* **GIVEN TEXT**
************
Videotex redux: Thirdspace brings data to TV

Thirdspace - a company owned by Alcatel and Oracle - believes its copper wire-based multimedia services will allow telcos to claw back some of the income they are losing to cable and satellite companies.

Thirdspace — a company owned by Alcatel and Oracle — believes its copper wire-based multimedia services will allow telcos to claw back some of the income they are losing to cable and satellite companies.

Thirdspace plans to deliver a range of services, including digital broadcast television and video-on-demand, over existing copper cables. Thirdspace representatives recently demonstrated the video-over-IP DSL service to Telecom, Clear and TelstraSaturn.

The company’s services will enable telcos to become “full service providers”, says South-East Asia key account director Tony Lau.

Based on a server “pod” incorporating Sun and SGI hardware, Oracle video server software and specially built components, the Thirdspace iTV (interactive TV) service is capable of providing television, video on demand, email and internet access through a standard TV and set-top box. Unlike most video-on-demand offerings, Thirdspace iTV allows the viewer to rewind, stop-frame and fast-forward like a video player.

Web pages are reformatted by the Thirdspace system to be readable at TV-viewing distance, and images cannot always be magnified correspondingly. Currently, the system does not support full Java and JavaScript, though this will come in the near future, says Thirdspace technical consultant Jon Mitchell.

The set-top box is a thinner client than other typical boxes — usually containing only video-client software and the web browser, Mitchell says. Everything else is done at the server.

One server pod can support up to 1000 users, he says, though the practical aspects of that support will depend on what each user is doing at the time.
************
* **EXTRACTED ENTRIES**
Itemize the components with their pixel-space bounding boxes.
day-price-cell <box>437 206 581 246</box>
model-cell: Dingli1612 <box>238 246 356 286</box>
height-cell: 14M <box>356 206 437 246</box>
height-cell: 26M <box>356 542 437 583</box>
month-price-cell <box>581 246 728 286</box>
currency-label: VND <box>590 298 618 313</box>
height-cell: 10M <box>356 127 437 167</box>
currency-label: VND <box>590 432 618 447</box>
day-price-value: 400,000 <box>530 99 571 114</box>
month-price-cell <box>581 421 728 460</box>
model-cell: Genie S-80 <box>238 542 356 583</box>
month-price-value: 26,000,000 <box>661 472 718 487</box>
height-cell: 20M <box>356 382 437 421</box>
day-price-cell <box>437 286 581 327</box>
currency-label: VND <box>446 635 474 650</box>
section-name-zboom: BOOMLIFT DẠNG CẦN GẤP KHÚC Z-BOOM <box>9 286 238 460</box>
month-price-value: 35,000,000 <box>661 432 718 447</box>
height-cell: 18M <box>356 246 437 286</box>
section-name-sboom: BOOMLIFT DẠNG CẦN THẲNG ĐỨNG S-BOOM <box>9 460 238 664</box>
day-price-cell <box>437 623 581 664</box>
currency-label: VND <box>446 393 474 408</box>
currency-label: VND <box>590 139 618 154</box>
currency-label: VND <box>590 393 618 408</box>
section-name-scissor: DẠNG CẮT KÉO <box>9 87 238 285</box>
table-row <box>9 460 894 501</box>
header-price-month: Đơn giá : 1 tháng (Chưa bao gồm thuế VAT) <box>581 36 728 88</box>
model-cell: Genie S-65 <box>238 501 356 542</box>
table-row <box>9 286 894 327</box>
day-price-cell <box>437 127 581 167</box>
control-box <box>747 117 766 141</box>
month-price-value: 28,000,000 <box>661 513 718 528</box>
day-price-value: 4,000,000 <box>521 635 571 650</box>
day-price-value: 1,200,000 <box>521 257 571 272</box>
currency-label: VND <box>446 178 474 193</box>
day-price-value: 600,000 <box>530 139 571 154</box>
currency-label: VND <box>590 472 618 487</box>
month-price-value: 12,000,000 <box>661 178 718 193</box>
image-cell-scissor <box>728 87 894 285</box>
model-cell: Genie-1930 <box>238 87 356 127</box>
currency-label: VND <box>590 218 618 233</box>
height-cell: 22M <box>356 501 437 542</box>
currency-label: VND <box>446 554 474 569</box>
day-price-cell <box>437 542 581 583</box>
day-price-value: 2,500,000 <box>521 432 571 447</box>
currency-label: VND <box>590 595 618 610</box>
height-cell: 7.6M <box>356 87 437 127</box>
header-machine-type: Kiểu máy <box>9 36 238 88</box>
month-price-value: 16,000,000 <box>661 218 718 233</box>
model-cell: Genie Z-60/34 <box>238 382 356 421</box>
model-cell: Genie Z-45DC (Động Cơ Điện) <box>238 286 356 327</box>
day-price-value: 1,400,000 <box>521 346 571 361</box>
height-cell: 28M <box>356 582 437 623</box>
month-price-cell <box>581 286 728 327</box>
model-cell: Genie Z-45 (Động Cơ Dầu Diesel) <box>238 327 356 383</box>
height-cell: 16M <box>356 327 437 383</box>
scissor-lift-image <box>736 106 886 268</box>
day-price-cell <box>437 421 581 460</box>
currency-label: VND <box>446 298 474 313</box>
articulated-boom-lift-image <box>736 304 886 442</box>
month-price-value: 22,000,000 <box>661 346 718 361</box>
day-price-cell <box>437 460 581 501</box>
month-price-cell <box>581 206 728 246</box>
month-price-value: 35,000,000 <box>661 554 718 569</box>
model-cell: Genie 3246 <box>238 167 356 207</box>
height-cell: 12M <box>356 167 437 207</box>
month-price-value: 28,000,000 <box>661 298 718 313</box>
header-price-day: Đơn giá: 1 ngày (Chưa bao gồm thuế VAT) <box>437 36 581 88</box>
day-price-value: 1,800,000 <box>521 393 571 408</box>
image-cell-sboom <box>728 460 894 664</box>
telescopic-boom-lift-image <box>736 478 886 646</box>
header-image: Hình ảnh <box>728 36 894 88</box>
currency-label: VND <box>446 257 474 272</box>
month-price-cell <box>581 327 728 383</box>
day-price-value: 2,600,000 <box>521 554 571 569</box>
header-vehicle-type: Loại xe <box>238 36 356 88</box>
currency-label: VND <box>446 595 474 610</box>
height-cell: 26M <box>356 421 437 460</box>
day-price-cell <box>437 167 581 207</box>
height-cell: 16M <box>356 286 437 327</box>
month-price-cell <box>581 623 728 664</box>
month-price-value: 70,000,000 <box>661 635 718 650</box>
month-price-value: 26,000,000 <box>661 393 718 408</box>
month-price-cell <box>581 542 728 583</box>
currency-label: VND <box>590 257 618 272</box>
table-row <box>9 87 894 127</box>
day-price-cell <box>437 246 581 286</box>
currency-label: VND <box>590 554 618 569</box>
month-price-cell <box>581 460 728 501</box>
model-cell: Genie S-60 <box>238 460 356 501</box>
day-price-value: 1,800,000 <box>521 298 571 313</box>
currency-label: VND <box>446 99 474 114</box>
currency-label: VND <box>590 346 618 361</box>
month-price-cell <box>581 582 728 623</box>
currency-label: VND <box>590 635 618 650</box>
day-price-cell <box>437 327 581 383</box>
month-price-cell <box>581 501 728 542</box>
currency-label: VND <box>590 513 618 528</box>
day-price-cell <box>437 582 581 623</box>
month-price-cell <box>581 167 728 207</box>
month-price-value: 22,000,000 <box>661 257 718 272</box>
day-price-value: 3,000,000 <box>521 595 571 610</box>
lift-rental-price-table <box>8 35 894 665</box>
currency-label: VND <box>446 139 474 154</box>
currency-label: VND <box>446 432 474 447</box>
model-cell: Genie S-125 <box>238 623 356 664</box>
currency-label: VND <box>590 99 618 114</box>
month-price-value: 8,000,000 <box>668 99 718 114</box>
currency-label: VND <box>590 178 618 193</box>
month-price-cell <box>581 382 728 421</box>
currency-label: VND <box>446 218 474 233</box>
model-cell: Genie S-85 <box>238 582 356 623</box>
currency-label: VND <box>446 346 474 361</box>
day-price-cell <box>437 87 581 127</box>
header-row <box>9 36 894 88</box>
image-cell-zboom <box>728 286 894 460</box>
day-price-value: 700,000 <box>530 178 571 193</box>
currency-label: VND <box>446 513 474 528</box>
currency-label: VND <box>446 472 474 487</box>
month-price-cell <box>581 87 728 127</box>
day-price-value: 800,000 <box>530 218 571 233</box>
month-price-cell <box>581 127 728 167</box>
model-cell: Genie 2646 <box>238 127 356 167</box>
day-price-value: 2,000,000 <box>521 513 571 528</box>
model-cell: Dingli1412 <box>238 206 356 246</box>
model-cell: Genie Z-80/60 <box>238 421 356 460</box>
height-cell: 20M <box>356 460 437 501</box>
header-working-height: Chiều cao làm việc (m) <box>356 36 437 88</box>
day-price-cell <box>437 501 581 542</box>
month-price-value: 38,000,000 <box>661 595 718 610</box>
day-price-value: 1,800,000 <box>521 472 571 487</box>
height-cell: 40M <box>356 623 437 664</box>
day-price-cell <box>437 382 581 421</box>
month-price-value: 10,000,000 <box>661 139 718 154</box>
************
* **WORK REQUIRED**
Please carry on the Thirdspace article, picking up after its final sentence.

* **EXERCISE ANSWER**
Thirdspace also claims an advantage over other online video systems in the facility to tailor content to the user’s personal taste, forewarning through its “electronic programme guide” of items of particular interest due to be broadcast.

The system is even capable of capturing such content and storing it for later viewing, so TV as well as video can be timeshifted. This, says Lau, should reduce the conflict between a “personalised” delivery and the group viewing role of the household TV screen.

Ironically, the pitch to Telecom comes just as it is finally dismantling the pole-mounted coaxial cables in Wellington erected for its own previous iTV venture FirstMedia. This was discontinued in 1998, with Telecom saying it realised there was more promise in DSL technology - but no equivalent DSL service has yet emerged. The $1m dismantling exercise is happening in response to Wellingtonians complaining about obstruction of their view. Auckland’s FirstMedia cables are underground.

TelstraSaturn, of course, already has a successful TV, telephone and internet service over coaxial and fibre cable.The company is interested in seeing Thirdspace just as a pertinent industry development, as companies often do, says spokesman Quentin Bright; this signals no intention to use the technology.

“And we’re not interested in DSL,” he adds, reflecting the company’s cable orientation. “We’re interested in video over IP.”